▸ AIM OF THE TASK:
Type out all the records word for word. Any pictures are to be left out.

Dataset entries on figures
# # # # #

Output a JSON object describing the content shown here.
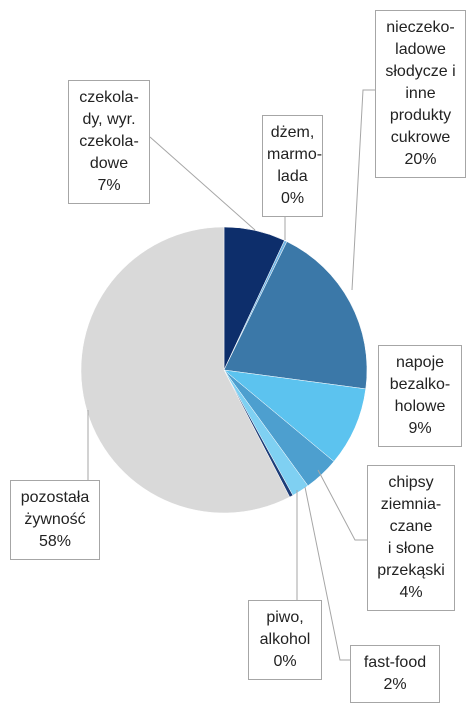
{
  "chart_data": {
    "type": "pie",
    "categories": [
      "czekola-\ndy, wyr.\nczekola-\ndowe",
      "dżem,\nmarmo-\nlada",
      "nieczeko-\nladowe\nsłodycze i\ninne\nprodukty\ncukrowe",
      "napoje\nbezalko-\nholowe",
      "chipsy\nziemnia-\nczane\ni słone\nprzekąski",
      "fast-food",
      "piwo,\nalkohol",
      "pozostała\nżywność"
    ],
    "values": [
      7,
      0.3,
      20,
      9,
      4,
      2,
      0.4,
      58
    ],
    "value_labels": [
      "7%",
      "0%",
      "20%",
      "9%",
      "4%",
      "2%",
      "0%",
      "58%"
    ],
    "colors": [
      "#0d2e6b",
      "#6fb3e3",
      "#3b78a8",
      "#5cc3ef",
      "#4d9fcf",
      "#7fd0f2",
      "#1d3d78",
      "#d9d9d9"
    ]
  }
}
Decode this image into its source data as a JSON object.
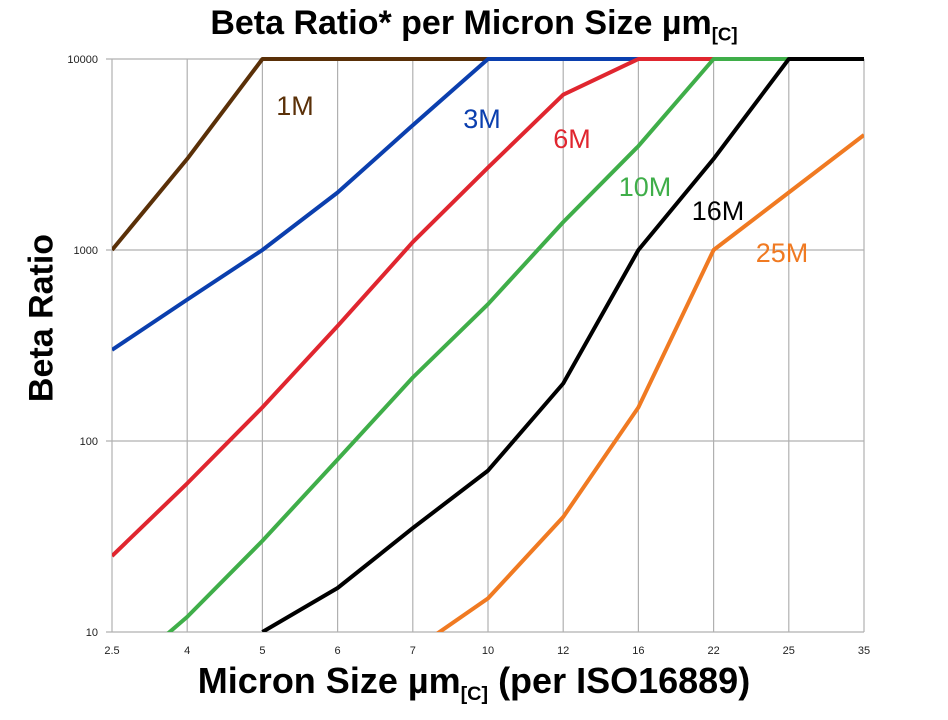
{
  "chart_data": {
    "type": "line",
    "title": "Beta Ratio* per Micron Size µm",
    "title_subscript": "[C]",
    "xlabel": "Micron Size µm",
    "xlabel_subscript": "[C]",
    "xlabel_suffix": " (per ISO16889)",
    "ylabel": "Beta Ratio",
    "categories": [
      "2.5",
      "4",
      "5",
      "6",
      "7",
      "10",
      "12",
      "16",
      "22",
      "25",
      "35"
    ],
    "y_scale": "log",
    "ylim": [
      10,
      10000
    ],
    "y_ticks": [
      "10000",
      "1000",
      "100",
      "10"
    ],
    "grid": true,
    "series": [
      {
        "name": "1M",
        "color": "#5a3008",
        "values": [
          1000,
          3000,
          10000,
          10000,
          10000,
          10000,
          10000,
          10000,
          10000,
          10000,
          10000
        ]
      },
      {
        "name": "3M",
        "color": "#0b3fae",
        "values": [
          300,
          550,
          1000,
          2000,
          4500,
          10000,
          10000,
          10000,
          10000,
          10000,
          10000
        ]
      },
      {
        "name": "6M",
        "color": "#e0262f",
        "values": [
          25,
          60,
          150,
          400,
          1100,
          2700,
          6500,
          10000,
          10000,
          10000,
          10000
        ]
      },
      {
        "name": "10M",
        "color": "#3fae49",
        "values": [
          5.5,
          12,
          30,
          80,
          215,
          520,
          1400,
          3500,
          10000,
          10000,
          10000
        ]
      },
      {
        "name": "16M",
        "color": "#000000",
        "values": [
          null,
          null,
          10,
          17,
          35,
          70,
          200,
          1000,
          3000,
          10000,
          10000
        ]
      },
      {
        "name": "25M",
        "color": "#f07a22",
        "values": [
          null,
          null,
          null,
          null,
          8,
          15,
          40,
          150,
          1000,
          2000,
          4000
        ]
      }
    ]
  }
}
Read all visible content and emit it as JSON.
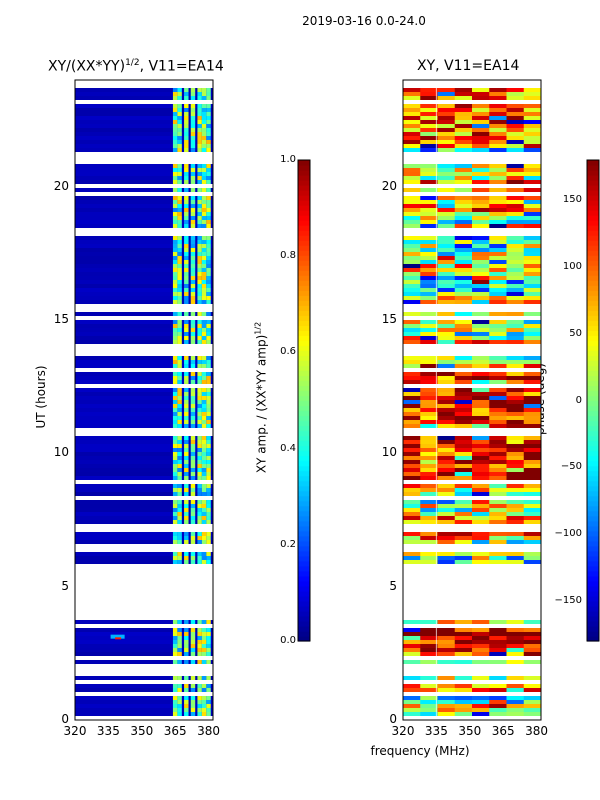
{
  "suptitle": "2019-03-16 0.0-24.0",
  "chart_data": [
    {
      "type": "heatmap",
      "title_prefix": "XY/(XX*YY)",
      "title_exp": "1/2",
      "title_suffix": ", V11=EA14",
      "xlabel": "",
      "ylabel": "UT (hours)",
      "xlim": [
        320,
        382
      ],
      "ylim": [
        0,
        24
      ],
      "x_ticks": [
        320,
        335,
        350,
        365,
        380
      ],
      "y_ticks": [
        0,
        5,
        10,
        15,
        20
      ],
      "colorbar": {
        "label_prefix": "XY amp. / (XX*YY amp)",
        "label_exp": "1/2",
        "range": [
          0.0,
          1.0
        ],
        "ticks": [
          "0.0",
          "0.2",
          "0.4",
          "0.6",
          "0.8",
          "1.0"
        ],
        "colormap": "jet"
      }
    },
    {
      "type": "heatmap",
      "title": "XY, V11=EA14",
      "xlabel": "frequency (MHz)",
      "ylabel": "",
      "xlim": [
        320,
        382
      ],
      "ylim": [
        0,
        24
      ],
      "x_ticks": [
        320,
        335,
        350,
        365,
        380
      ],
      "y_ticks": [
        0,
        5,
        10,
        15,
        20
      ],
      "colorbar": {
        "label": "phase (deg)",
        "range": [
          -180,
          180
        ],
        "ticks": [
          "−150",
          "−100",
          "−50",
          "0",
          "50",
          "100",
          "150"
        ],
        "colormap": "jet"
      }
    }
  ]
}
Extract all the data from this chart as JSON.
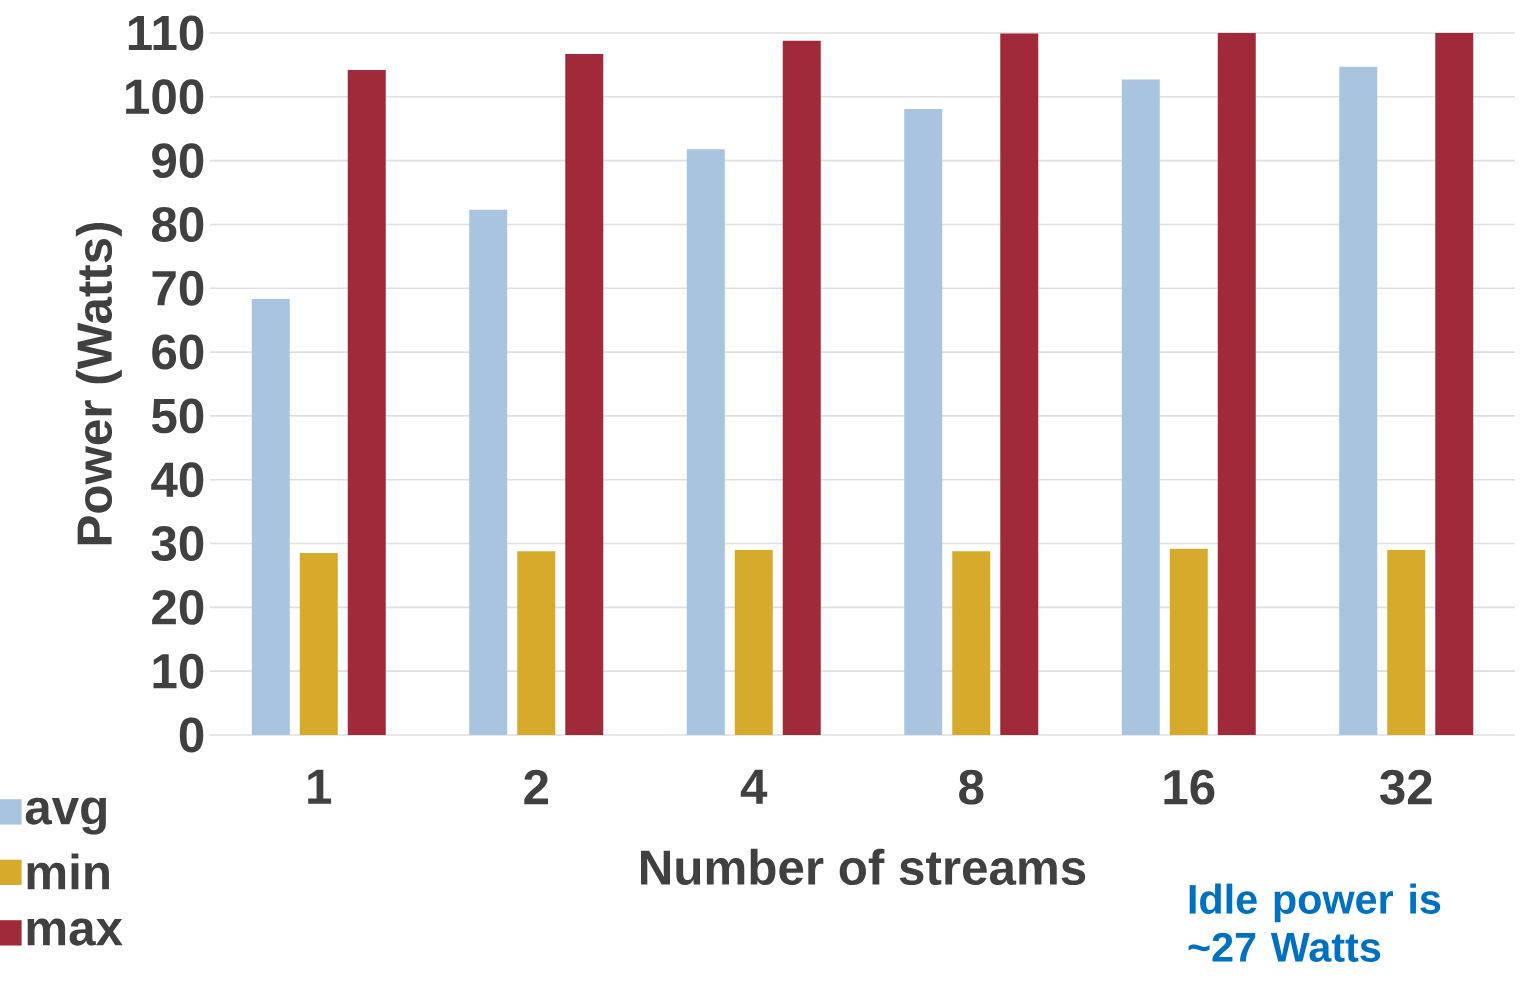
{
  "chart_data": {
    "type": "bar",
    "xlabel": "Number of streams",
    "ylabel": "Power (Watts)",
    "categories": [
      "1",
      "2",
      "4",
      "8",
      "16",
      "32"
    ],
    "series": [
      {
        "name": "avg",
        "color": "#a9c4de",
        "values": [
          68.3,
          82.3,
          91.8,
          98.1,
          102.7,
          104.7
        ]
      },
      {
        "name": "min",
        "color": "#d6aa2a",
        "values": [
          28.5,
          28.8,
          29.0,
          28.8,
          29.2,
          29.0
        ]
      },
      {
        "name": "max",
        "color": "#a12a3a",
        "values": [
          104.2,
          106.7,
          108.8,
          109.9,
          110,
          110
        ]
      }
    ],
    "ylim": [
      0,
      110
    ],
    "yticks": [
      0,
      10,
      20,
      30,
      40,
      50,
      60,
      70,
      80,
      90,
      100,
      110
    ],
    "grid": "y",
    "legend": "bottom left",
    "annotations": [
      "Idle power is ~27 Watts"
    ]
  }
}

# # # # #

▸ THE SOLUTION:
Output a JSON object describing the content shown here.
{
  "chart_data": {
    "type": "pie",
    "categories": [
      "czekola-\ndy, wyr.\nczekola-\ndowe",
      "dżem,\nmarmo-\nlada",
      "nieczeko-\nladowe\nsłodycze i\ninne\nprodukty\ncukrowe",
      "napoje\nbezalko-\nholowe",
      "chipsy\nziemnia-\nczane\ni słone\nprzekąski",
      "fast-food",
      "piwo,\nalkohol",
      "pozostała\nżywność"
    ],
    "values": [
      7,
      0.3,
      20,
      9,
      4,
      2,
      0.4,
      58
    ],
    "value_labels": [
      "7%",
      "0%",
      "20%",
      "9%",
      "4%",
      "2%",
      "0%",
      "58%"
    ],
    "colors": [
      "#0d2e6b",
      "#6fb3e3",
      "#3b78a8",
      "#5cc3ef",
      "#4d9fcf",
      "#7fd0f2",
      "#1d3d78",
      "#d9d9d9"
    ]
  }
}
Decode this image into its source data as a JSON object.
{
  "chart_data": {
    "type": "line",
    "title": "Beta Ratio* per Micron Size µm",
    "title_subscript": "[C]",
    "xlabel": "Micron Size µm",
    "xlabel_subscript": "[C]",
    "xlabel_suffix": " (per ISO16889)",
    "ylabel": "Beta Ratio",
    "categories": [
      "2.5",
      "4",
      "5",
      "6",
      "7",
      "10",
      "12",
      "16",
      "22",
      "25",
      "35"
    ],
    "y_scale": "log",
    "ylim": [
      10,
      10000
    ],
    "y_ticks": [
      "10000",
      "1000",
      "100",
      "10"
    ],
    "grid": true,
    "series": [
      {
        "name": "1M",
        "color": "#5a3008",
        "values": [
          1000,
          3000,
          10000,
          10000,
          10000,
          10000,
          10000,
          10000,
          10000,
          10000,
          10000
        ]
      },
      {
        "name": "3M",
        "color": "#0b3fae",
        "values": [
          300,
          550,
          1000,
          2000,
          4500,
          10000,
          10000,
          10000,
          10000,
          10000,
          10000
        ]
      },
      {
        "name": "6M",
        "color": "#e0262f",
        "values": [
          25,
          60,
          150,
          400,
          1100,
          2700,
          6500,
          10000,
          10000,
          10000,
          10000
        ]
      },
      {
        "name": "10M",
        "color": "#3fae49",
        "values": [
          5.5,
          12,
          30,
          80,
          215,
          520,
          1400,
          3500,
          10000,
          10000,
          10000
        ]
      },
      {
        "name": "16M",
        "color": "#000000",
        "values": [
          null,
          null,
          10,
          17,
          35,
          70,
          200,
          1000,
          3000,
          10000,
          10000
        ]
      },
      {
        "name": "25M",
        "color": "#f07a22",
        "values": [
          null,
          null,
          null,
          null,
          8,
          15,
          40,
          150,
          1000,
          2000,
          4000
        ]
      }
    ]
  }
}
Read all visible content and emit it as JSON.
{
  "suptitle": "2019-03-16 0.0-24.0",
  "chart_data": [
    {
      "type": "heatmap",
      "title_prefix": "XY/(XX*YY)",
      "title_exp": "1/2",
      "title_suffix": ", V11=EA14",
      "xlabel": "",
      "ylabel": "UT (hours)",
      "xlim": [
        320,
        382
      ],
      "ylim": [
        0,
        24
      ],
      "x_ticks": [
        320,
        335,
        350,
        365,
        380
      ],
      "y_ticks": [
        0,
        5,
        10,
        15,
        20
      ],
      "colorbar": {
        "label_prefix": "XY amp. / (XX*YY amp)",
        "label_exp": "1/2",
        "range": [
          0.0,
          1.0
        ],
        "ticks": [
          "0.0",
          "0.2",
          "0.4",
          "0.6",
          "0.8",
          "1.0"
        ],
        "colormap": "jet"
      }
    },
    {
      "type": "heatmap",
      "title": "XY, V11=EA14",
      "xlabel": "frequency (MHz)",
      "ylabel": "",
      "xlim": [
        320,
        382
      ],
      "ylim": [
        0,
        24
      ],
      "x_ticks": [
        320,
        335,
        350,
        365,
        380
      ],
      "y_ticks": [
        0,
        5,
        10,
        15,
        20
      ],
      "colorbar": {
        "label": "phase (deg)",
        "range": [
          -180,
          180
        ],
        "ticks": [
          "−150",
          "−100",
          "−50",
          "0",
          "50",
          "100",
          "150"
        ],
        "colormap": "jet"
      }
    }
  ]
}
Extract all the data from this chart as JSON.
{
  "chart_data": {
    "type": "bar",
    "xlabel": "Number of streams",
    "ylabel": "Power (Watts)",
    "categories": [
      "1",
      "2",
      "4",
      "8",
      "16",
      "32"
    ],
    "series": [
      {
        "name": "avg",
        "color": "#a9c4de",
        "values": [
          68.3,
          82.3,
          91.8,
          98.1,
          102.7,
          104.7
        ]
      },
      {
        "name": "min",
        "color": "#d6aa2a",
        "values": [
          28.5,
          28.8,
          29.0,
          28.8,
          29.2,
          29.0
        ]
      },
      {
        "name": "max",
        "color": "#a12a3a",
        "values": [
          104.2,
          106.7,
          108.8,
          109.9,
          110,
          110
        ]
      }
    ],
    "ylim": [
      0,
      110
    ],
    "yticks": [
      0,
      10,
      20,
      30,
      40,
      50,
      60,
      70,
      80,
      90,
      100,
      110
    ],
    "grid": "y",
    "legend": "bottom left",
    "annotations": [
      "Idle power is ~27 Watts"
    ]
  }
}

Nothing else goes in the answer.